Exercise prompt >>
Verbatim output of all the material below is required.

□ □ □ □ □ □ □

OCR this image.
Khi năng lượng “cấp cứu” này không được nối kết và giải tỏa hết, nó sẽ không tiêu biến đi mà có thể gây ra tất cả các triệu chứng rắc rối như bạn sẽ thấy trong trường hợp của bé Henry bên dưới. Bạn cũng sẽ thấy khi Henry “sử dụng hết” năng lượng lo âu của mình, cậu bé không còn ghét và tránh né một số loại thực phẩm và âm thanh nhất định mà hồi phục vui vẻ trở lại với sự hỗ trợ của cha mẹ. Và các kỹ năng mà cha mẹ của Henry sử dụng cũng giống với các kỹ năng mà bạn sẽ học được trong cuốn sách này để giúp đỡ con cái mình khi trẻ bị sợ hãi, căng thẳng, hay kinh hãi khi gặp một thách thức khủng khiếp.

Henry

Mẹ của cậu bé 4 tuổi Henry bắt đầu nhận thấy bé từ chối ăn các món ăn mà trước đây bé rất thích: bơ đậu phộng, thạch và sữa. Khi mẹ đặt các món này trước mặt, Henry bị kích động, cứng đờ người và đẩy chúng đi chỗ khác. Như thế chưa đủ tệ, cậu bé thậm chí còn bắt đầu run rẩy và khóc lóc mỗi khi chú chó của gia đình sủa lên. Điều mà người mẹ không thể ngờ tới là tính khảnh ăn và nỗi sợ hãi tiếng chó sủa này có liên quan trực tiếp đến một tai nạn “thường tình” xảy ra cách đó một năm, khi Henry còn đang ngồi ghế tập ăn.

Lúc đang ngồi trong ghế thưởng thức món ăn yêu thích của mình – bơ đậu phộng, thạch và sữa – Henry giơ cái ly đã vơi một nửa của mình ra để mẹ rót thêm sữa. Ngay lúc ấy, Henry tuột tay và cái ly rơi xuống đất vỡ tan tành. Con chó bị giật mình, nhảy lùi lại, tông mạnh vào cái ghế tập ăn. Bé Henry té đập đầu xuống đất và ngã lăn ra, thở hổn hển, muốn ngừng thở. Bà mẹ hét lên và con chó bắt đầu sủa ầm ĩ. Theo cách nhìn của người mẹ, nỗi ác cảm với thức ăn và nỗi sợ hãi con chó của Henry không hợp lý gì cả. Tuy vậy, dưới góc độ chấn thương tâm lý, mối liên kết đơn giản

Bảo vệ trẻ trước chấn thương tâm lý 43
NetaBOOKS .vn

□ □ □ □ □ □ □

Completed task >>
OCR this image.
Khi năng lượng “cấp cứu” này không được nối kết và giải tỏa hết, nó sẽ không tiêu biến đi mà có thể gây ra tất cả các triệu chứng rắc rối như bạn sẽ thấy trong trường hợp của bé Henry bên dưới. Bạn cũng sẽ thấy khi Henry “sử dụng hết” năng lượng lo âu của mình, cậu bé không còn ghét và tránh né một số loại thực phẩm và âm thanh nhất định mà hồi phục vui vẻ trở lại với sự hỗ trợ của cha mẹ. Và các kỹ năng mà cha mẹ của Henry sử dụng cũng giống với các kỹ năng mà bạn sẽ học được trong cuốn sách này để giúp đỡ con cái mình khi trẻ bị sợ hãi, căng thẳng, hay kinh hãi khi gặp một thách thức khủng khiếp.

Henry

Mẹ của cậu bé 4 tuổi Henry bắt đầu nhận thấy bé từ chối ăn các món ăn mà trước đây bé rất thích: bơ đậu phộng, thạch và sữa. Khi mẹ đặt các món này trước mặt, Henry bị kích động, cứng đờ người và đẩy chúng đi chỗ khác. Như thế chưa đủ tệ, cậu bé thậm chí còn bắt đầu run rẩy và khóc lóc mỗi khi chú chó của gia đình sủa lên. Điều mà người mẹ không thể ngờ tới là tính khảnh ăn và nỗi sợ hãi tiếng chó sủa này có liên quan trực tiếp đến một tai nạn “thường tình” xảy ra cách đó một năm, khi Henry còn đang ngồi ghế tập ăn.

Lúc đang ngồi trong ghế thưởng thức món ăn yêu thích của mình – bơ đậu phộng, thạch và sữa – Henry giơ cái ly đã vơi một nửa của mình ra để mẹ rót thêm sữa. Ngay lúc ấy, Henry tuột tay và cái ly rơi xuống đất vỡ tan tành. Con chó bị giật mình, nhảy lùi lại, tông mạnh vào cái ghế tập ăn. Bé Henry té đập đầu xuống đất và ngã lăn ra, thở hổn hển, muốn ngừng thở. Bà mẹ hét lên và con chó bắt đầu sủa ầm ĩ. Theo cách nhìn của người mẹ, nỗi ác cảm với thức ăn và nỗi sợ hãi con chó của Henry không hợp lý gì cả. Tuy vậy, dưới góc độ chấn thương tâm lý, mối liên kết đơn giản

Bảo vệ trẻ trước chấn thương tâm lý 43
NetaBOOKS .vn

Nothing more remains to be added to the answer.